— begin Input records —
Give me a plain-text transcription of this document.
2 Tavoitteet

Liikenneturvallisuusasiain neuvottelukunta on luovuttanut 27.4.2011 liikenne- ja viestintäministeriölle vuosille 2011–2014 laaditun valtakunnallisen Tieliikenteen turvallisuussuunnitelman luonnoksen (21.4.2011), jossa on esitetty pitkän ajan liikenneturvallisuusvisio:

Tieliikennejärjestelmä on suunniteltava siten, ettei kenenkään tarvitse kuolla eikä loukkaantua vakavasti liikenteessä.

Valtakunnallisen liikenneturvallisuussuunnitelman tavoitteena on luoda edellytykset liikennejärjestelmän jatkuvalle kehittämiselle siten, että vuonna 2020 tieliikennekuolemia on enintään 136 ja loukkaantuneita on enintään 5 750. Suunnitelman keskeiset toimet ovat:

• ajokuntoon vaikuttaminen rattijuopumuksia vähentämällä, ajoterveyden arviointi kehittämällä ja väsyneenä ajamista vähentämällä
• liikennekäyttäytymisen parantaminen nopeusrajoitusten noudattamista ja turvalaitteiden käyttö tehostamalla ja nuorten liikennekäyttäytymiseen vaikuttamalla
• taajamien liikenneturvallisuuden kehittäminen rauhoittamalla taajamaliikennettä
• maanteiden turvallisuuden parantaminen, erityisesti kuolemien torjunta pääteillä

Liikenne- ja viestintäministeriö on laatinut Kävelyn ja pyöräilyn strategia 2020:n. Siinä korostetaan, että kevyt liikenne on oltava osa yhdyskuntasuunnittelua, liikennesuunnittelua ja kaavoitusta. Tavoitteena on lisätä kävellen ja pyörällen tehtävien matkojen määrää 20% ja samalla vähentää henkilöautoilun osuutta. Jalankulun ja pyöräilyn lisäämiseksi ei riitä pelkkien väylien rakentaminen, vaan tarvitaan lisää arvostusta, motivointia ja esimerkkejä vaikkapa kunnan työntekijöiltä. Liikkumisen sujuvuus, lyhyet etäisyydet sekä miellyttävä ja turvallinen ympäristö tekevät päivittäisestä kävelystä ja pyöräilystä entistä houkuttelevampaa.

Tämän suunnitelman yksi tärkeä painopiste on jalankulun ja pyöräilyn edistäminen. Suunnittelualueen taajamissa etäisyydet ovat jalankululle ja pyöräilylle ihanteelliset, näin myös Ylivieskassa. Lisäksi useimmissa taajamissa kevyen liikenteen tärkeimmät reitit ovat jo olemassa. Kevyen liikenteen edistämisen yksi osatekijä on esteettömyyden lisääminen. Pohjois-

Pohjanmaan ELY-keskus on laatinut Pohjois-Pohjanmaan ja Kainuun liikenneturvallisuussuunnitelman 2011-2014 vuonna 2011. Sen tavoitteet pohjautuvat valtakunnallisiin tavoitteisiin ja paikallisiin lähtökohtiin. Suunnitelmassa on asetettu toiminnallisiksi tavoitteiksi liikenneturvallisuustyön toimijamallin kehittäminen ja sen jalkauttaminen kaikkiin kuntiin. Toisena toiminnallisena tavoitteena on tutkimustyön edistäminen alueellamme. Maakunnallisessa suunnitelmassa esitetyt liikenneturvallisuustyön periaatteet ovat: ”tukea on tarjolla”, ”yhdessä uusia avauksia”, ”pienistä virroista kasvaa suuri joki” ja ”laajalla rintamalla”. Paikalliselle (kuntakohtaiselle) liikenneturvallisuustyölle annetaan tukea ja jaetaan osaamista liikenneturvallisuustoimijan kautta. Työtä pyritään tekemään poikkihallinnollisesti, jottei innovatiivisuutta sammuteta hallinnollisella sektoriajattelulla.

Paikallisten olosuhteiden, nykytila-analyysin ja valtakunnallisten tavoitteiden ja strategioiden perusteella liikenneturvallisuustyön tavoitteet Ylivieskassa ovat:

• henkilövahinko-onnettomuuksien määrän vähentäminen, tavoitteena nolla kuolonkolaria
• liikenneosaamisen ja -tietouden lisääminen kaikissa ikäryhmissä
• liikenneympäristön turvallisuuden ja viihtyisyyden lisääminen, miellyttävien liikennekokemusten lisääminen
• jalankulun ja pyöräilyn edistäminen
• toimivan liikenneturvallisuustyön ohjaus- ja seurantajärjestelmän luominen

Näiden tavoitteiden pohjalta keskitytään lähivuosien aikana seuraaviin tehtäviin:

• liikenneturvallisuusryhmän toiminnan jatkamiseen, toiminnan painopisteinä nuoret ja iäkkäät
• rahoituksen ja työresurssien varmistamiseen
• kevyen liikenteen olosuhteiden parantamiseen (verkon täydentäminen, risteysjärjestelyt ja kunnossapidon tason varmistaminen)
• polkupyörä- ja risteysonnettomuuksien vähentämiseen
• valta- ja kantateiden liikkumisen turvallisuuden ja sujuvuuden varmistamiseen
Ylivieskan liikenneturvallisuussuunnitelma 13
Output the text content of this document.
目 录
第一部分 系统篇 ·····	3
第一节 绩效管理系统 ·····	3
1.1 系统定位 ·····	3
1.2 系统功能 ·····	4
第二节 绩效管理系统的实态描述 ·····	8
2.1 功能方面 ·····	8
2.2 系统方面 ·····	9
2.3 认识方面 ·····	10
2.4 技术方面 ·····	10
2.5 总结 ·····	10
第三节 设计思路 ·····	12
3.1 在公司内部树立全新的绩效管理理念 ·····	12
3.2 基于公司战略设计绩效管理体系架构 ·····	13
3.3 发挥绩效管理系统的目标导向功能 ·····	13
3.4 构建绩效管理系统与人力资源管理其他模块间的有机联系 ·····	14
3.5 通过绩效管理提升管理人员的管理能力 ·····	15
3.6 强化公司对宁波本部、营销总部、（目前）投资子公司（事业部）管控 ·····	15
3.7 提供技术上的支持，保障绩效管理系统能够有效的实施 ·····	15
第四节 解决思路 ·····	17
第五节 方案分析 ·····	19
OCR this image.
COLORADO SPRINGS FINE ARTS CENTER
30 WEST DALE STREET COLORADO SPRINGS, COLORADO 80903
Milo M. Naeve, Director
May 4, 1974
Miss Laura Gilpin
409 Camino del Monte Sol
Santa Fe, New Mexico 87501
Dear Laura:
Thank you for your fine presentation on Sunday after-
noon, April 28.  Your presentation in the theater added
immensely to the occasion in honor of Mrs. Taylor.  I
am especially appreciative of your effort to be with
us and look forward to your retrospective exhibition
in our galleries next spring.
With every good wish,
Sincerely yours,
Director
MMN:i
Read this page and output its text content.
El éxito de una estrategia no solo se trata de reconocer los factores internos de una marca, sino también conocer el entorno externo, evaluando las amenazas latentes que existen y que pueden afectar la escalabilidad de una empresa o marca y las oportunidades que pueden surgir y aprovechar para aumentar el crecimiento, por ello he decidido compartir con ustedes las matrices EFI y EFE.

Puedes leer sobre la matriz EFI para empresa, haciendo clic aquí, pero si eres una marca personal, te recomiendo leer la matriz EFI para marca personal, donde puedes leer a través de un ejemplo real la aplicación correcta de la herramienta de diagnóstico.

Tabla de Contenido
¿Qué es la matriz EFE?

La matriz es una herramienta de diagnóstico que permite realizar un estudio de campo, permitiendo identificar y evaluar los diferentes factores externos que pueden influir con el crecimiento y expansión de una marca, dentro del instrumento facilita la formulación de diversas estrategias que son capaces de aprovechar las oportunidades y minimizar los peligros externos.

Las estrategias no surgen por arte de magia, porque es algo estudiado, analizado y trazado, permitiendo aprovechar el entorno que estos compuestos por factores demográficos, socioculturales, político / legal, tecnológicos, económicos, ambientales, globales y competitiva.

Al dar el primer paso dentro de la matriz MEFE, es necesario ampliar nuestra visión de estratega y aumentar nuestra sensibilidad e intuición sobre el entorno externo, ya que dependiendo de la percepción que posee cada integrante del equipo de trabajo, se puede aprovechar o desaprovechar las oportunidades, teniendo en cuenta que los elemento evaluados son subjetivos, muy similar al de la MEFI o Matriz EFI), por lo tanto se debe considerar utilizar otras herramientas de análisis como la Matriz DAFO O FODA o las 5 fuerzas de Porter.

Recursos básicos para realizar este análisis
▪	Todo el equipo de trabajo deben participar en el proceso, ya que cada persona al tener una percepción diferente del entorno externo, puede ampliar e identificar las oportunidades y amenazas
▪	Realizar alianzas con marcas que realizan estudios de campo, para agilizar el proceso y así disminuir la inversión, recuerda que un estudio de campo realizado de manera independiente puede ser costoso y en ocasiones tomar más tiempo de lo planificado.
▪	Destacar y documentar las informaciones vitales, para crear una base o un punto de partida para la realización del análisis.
— end Input records —
Identify and copy lines that hold the string "entorno".

**Task result**
El éxito de una estrategia no solo se trata de reconocer los factores internos de una marca, sino también conocer el entorno externo, evaluando las amenazas latentes que existen y que pueden afectar la escalabilidad de una empresa o marca y las oportunidades que pueden surgir y aprovechar para aumentar el crecimiento, por ello he decidido compartir con ustedes las matrices EFI y EFE.
Las estrategias no surgen por arte de magia, porque es algo estudiado, analizado y trazado, permitiendo aprovechar el entorno que estos compuestos por factores demográficos, socioculturales, político / legal, tecnológicos, económicos, ambientales, globales y competitiva.
Al dar el primer paso dentro de la matriz MEFE, es necesario ampliar nuestra visión de estratega y aumentar nuestra sensibilidad e intuición sobre el entorno externo, ya que dependiendo de la percepción que posee cada integrante del equipo de trabajo, se puede aprovechar o desaprovechar las oportunidades, teniendo en cuenta que los elemento evaluados son subjetivos, muy similar al de la MEFI o Matriz EFI), por lo tanto se debe considerar utilizar otras herramientas de análisis como la Matriz DAFO O FODA o las 5 fuerzas de Porter.
▪	Todo el equipo de trabajo deben participar en el proceso, ya que cada persona al tener una percepción diferente del entorno externo, puede ampliar e identificar las oportunidades y amenazas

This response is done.